§ OBJECTIVE: Repeat the data verbatim.

START

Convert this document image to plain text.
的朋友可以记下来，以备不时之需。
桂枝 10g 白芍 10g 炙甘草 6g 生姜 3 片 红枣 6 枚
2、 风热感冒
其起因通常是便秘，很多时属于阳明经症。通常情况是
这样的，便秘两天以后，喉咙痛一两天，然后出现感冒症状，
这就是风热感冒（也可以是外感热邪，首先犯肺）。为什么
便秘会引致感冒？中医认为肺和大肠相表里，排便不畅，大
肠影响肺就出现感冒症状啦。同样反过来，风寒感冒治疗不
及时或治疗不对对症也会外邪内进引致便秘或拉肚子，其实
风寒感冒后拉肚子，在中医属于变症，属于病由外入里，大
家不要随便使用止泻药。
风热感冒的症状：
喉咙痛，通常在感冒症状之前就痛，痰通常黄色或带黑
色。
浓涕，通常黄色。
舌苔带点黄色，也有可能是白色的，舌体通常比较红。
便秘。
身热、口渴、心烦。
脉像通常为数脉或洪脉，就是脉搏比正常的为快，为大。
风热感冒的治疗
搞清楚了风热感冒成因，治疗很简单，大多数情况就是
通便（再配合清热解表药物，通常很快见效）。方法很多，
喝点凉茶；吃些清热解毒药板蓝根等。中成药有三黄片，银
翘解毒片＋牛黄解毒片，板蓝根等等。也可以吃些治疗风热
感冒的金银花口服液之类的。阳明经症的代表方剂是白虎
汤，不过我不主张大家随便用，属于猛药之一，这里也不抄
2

END

§ OUTPUT FOR THIS TASK:
Convert this document image to plain text.
的朋友可以记下来，以备不时之需。
桂枝 10g 白芍 10g 炙甘草 6g 生姜 3 片 红枣 6 枚
2、 风热感冒
其起因通常是便秘，很多时属于阳明经症。通常情况是
这样的，便秘两天以后，喉咙痛一两天，然后出现感冒症状，
这就是风热感冒（也可以是外感热邪，首先犯肺）。为什么
便秘会引致感冒？中医认为肺和大肠相表里，排便不畅，大
肠影响肺就出现感冒症状啦。同样反过来，风寒感冒治疗不
及时或治疗不对对症也会外邪内进引致便秘或拉肚子，其实
风寒感冒后拉肚子，在中医属于变症，属于病由外入里，大
家不要随便使用止泻药。
风热感冒的症状：
喉咙痛，通常在感冒症状之前就痛，痰通常黄色或带黑
色。
浓涕，通常黄色。
舌苔带点黄色，也有可能是白色的，舌体通常比较红。
便秘。
身热、口渴、心烦。
脉像通常为数脉或洪脉，就是脉搏比正常的为快，为大。
风热感冒的治疗
搞清楚了风热感冒成因，治疗很简单，大多数情况就是
通便（再配合清热解表药物，通常很快见效）。方法很多，
喝点凉茶；吃些清热解毒药板蓝根等。中成药有三黄片，银
翘解毒片＋牛黄解毒片，板蓝根等等。也可以吃些治疗风热
感冒的金银花口服液之类的。阳明经症的代表方剂是白虎
汤，不过我不主张大家随便用，属于猛药之一，这里也不抄
2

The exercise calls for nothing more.